EXERCISE DIRECTIONS: Each line that holds the string "need" counts once; say how many such lines there are and add nothing.

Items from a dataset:
----------

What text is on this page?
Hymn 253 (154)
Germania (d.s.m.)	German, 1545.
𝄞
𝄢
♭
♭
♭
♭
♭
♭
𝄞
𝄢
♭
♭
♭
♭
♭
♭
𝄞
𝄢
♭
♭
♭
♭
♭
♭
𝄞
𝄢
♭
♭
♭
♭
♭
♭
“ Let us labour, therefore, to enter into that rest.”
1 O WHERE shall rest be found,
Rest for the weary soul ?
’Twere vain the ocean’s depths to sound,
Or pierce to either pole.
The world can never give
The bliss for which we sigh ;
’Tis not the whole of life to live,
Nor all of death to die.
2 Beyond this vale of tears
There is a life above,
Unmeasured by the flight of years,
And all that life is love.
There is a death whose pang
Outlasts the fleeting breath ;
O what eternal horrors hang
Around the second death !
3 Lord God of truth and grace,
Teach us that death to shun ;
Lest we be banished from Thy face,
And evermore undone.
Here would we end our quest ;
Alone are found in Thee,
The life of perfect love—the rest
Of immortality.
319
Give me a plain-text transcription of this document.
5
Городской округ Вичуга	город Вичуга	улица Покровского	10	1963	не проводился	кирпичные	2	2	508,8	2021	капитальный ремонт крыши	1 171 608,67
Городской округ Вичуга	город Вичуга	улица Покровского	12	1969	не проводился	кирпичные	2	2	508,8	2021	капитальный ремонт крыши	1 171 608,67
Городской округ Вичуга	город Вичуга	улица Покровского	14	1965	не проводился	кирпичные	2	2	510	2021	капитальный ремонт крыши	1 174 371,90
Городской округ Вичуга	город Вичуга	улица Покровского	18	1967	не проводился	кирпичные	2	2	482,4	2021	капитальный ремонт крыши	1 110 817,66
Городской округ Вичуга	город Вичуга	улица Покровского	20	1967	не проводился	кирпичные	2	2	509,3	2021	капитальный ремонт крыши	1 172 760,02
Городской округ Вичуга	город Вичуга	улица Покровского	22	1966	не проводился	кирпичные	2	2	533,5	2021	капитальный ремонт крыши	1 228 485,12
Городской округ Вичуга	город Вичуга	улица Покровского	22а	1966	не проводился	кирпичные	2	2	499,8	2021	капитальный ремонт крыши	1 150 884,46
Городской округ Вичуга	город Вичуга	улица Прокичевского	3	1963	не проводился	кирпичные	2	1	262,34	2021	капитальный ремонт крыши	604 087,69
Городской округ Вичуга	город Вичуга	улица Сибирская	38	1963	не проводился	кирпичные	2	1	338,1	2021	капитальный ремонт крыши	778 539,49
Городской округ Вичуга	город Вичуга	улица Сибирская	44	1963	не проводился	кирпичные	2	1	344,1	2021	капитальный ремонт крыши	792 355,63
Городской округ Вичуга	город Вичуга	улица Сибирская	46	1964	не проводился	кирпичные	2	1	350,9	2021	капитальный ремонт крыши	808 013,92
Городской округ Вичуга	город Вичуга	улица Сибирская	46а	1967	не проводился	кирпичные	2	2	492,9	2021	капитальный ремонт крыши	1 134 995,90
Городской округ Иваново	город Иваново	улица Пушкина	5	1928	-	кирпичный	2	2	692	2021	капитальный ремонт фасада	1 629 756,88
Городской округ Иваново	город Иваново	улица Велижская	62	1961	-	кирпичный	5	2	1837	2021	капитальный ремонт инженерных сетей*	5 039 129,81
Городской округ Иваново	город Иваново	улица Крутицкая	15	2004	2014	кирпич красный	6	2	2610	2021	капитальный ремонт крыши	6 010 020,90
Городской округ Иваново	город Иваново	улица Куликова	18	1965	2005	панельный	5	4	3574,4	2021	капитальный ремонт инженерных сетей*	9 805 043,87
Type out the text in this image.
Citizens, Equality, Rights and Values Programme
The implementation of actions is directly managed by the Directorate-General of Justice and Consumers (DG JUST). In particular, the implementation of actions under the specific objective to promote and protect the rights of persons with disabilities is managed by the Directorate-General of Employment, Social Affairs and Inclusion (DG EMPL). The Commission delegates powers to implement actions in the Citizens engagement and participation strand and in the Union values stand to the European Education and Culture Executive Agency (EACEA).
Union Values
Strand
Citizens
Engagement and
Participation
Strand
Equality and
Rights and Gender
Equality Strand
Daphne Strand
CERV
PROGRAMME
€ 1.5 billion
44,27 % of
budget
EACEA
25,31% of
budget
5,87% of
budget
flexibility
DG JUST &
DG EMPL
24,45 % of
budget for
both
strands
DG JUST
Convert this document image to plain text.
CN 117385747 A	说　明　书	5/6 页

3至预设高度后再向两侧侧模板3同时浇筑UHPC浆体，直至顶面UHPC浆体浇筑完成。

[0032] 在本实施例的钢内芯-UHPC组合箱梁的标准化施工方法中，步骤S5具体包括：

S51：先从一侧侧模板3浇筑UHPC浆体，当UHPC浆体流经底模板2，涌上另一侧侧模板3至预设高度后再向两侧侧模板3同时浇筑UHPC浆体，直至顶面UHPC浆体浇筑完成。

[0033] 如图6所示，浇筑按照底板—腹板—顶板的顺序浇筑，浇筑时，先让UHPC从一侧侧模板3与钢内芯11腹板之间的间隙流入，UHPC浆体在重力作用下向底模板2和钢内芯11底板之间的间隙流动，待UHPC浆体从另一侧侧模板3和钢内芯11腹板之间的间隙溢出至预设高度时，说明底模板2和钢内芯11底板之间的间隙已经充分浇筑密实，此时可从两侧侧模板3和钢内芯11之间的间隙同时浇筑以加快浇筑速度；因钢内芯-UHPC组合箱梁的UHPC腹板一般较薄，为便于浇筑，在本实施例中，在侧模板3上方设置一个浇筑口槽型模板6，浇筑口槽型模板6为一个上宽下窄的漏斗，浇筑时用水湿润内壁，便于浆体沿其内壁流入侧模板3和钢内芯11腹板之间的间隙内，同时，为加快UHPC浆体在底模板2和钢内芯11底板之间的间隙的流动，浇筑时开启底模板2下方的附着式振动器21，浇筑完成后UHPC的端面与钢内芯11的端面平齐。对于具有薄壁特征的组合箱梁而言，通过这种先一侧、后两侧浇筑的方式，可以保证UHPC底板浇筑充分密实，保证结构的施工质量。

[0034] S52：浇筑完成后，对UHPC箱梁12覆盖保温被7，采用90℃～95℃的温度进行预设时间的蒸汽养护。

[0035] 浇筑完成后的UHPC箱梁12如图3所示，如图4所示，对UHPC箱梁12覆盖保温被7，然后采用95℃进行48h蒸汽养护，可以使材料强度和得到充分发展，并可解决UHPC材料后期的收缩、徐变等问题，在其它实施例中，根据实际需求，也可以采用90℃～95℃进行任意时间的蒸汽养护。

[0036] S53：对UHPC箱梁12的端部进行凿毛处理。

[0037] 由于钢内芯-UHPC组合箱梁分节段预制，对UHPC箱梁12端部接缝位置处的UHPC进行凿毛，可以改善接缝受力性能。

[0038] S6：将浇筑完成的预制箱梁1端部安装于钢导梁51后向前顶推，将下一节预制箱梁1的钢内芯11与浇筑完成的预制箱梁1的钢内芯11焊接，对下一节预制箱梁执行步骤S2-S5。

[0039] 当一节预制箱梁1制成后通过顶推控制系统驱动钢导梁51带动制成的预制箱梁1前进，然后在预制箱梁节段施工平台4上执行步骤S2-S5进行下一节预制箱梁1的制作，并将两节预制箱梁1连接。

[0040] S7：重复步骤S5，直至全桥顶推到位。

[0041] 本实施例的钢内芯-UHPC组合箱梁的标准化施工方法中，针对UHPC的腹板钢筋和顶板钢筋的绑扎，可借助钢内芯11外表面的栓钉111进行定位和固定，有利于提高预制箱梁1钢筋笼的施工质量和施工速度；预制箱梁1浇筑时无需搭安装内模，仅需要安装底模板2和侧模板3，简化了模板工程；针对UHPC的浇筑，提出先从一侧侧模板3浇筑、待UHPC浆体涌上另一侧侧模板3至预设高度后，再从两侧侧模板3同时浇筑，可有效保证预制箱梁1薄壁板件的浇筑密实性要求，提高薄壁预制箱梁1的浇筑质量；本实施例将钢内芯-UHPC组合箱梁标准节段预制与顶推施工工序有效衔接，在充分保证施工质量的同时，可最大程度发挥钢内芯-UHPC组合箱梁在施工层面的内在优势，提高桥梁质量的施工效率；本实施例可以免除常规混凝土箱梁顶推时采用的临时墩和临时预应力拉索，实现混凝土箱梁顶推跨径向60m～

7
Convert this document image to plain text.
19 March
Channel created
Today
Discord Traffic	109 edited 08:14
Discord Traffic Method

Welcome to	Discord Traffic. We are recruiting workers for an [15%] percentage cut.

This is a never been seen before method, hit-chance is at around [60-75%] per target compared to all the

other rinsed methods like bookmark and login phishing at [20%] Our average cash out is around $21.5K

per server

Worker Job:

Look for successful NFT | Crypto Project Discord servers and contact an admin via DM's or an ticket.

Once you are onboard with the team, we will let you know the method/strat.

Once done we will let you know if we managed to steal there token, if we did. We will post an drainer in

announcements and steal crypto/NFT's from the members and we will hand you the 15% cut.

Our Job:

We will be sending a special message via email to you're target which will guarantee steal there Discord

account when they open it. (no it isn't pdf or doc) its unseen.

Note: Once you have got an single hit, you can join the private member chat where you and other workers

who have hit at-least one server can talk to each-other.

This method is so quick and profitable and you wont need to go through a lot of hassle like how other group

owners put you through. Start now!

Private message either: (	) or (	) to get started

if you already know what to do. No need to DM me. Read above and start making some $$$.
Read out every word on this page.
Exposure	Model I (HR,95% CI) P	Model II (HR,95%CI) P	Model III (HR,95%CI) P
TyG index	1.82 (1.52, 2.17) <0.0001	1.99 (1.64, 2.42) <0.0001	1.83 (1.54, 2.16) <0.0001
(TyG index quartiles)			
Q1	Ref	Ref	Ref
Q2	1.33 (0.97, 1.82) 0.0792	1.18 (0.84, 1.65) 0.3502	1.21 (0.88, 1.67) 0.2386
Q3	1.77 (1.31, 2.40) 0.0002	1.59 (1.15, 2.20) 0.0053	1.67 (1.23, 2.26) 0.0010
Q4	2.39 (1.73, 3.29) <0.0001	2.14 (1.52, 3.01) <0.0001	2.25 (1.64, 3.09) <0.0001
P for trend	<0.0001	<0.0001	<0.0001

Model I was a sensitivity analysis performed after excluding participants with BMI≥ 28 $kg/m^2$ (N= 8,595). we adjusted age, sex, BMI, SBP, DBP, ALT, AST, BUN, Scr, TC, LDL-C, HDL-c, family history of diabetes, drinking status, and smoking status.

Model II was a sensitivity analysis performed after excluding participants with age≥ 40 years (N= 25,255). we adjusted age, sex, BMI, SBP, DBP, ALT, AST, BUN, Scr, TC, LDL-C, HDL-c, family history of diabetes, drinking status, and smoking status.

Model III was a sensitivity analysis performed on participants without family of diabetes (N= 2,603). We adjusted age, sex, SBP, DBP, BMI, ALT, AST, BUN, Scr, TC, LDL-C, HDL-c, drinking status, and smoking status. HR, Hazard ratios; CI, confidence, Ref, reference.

----------

RESPONSE BELOW: 2